___ Task data

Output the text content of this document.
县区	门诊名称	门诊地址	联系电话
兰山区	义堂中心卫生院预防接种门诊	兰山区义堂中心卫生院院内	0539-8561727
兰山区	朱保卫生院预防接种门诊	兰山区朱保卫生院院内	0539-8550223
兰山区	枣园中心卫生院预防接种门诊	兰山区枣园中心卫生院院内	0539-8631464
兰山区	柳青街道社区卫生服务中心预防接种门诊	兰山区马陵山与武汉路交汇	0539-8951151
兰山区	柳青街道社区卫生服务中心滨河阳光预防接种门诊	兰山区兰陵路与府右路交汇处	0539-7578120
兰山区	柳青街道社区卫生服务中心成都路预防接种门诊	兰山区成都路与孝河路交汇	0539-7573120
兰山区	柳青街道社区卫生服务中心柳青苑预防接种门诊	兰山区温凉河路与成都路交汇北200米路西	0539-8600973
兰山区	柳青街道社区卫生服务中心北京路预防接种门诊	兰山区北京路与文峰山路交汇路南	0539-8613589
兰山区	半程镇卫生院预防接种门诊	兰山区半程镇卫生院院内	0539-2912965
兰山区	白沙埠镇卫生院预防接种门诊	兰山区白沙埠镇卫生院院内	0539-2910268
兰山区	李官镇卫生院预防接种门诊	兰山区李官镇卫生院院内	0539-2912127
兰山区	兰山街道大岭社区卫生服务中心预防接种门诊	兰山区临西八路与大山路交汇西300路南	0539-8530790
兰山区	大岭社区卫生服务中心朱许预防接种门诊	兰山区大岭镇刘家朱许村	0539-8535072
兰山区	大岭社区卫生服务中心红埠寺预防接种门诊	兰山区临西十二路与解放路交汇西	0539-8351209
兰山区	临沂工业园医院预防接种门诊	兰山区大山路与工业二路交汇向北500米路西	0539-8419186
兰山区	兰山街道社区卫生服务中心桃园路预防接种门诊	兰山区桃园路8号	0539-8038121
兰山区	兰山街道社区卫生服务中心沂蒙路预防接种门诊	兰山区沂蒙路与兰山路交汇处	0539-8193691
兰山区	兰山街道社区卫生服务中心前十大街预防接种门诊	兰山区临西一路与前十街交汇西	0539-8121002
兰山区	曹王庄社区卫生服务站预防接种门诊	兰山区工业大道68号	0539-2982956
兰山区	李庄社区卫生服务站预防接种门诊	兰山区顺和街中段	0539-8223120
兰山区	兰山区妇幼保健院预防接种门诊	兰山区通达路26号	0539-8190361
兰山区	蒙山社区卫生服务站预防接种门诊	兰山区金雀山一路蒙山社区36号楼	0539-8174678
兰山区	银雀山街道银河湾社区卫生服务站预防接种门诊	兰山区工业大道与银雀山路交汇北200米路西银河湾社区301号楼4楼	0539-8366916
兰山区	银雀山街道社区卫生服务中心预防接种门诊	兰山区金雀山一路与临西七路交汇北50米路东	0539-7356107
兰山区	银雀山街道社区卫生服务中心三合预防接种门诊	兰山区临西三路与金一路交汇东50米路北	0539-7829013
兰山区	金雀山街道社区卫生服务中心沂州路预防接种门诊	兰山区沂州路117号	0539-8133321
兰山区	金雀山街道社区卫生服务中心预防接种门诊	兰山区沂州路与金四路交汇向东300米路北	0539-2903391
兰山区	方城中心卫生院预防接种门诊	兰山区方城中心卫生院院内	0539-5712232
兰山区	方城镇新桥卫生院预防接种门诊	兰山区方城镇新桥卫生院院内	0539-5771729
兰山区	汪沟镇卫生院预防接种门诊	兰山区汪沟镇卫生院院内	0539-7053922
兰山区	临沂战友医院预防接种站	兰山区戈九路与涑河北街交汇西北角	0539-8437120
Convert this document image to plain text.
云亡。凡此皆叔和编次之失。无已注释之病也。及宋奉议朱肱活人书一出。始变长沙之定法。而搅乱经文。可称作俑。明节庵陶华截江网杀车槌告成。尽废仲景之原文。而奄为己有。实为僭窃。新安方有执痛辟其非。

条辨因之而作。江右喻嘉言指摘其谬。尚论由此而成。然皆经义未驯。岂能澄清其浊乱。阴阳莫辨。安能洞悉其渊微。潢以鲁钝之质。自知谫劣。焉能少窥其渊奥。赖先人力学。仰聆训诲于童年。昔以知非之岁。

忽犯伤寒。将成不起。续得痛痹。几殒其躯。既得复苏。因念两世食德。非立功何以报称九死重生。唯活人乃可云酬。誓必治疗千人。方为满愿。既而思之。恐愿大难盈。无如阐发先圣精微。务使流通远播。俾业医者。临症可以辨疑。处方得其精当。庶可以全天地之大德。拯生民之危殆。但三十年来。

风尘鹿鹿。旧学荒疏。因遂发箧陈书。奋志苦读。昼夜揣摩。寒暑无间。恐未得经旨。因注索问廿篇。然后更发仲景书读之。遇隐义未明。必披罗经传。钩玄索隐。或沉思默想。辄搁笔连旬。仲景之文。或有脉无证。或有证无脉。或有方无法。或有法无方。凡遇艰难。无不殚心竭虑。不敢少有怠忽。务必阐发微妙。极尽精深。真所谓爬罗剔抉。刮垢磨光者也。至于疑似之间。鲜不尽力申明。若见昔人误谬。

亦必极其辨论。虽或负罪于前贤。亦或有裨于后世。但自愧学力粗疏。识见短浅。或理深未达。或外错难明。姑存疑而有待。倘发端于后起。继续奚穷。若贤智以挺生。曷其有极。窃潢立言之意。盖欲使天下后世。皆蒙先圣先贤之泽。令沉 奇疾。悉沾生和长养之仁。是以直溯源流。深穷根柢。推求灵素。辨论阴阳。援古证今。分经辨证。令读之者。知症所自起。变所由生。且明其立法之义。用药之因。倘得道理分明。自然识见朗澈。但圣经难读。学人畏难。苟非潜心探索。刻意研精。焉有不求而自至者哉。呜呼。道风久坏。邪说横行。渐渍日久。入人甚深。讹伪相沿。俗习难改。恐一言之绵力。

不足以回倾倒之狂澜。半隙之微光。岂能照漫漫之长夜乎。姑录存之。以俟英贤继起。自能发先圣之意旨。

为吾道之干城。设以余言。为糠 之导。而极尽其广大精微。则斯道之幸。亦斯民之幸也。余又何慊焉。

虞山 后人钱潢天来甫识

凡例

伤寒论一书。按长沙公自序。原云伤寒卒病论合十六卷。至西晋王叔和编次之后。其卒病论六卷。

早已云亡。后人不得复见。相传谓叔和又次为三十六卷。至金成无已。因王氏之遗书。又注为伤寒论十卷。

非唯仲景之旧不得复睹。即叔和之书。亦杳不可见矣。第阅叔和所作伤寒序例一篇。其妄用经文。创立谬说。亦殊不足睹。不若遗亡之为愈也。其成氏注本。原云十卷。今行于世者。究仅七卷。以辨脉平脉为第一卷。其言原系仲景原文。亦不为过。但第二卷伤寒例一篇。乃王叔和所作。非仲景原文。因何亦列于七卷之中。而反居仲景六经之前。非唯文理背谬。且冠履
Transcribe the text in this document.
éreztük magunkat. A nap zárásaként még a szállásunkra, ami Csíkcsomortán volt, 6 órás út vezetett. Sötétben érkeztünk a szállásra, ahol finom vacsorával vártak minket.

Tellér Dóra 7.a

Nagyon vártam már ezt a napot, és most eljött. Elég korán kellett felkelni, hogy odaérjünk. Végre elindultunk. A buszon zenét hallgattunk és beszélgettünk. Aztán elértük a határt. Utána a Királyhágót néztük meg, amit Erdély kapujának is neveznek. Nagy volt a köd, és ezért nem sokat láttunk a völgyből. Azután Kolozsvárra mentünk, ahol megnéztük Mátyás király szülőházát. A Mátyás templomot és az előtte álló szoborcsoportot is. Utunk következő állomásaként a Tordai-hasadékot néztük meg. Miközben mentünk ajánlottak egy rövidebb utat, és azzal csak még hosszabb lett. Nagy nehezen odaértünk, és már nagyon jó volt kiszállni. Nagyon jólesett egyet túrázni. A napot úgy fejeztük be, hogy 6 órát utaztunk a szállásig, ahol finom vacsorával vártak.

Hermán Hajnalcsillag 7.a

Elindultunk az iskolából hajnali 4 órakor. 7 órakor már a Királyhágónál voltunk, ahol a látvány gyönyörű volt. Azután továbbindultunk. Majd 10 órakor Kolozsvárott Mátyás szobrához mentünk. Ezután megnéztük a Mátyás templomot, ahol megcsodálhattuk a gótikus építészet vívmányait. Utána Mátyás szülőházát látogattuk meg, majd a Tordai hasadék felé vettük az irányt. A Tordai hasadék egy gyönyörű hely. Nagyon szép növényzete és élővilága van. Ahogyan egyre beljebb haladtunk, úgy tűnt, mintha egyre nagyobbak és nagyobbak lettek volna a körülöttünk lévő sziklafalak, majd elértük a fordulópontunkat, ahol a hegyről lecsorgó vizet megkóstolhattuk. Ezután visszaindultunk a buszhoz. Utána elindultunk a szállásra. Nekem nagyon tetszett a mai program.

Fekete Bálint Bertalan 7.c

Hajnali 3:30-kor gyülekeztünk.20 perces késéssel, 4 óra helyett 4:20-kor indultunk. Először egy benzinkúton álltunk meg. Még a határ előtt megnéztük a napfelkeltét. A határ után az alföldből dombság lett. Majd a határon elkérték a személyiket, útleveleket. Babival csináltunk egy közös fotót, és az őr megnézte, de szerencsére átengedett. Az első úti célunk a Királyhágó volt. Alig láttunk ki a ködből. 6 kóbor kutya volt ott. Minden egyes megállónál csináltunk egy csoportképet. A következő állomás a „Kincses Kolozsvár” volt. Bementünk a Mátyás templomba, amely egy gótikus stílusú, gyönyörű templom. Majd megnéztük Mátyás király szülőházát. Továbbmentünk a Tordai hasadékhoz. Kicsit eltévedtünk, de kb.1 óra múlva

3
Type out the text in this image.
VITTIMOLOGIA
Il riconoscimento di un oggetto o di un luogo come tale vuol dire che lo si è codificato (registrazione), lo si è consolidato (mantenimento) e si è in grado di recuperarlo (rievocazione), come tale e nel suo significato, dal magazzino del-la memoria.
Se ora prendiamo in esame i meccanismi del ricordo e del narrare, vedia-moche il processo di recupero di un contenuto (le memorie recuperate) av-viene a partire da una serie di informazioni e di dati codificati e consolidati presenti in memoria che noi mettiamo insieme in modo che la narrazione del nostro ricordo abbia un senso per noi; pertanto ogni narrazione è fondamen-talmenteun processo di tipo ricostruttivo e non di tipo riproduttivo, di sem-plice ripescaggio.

______

The problem
From the records above, pick out and copy each line holding the word "text".

Task answer
Output the text content of this document.
Convert this document image to plain text.
Transcribe the text in this document.
Type out the text in this image.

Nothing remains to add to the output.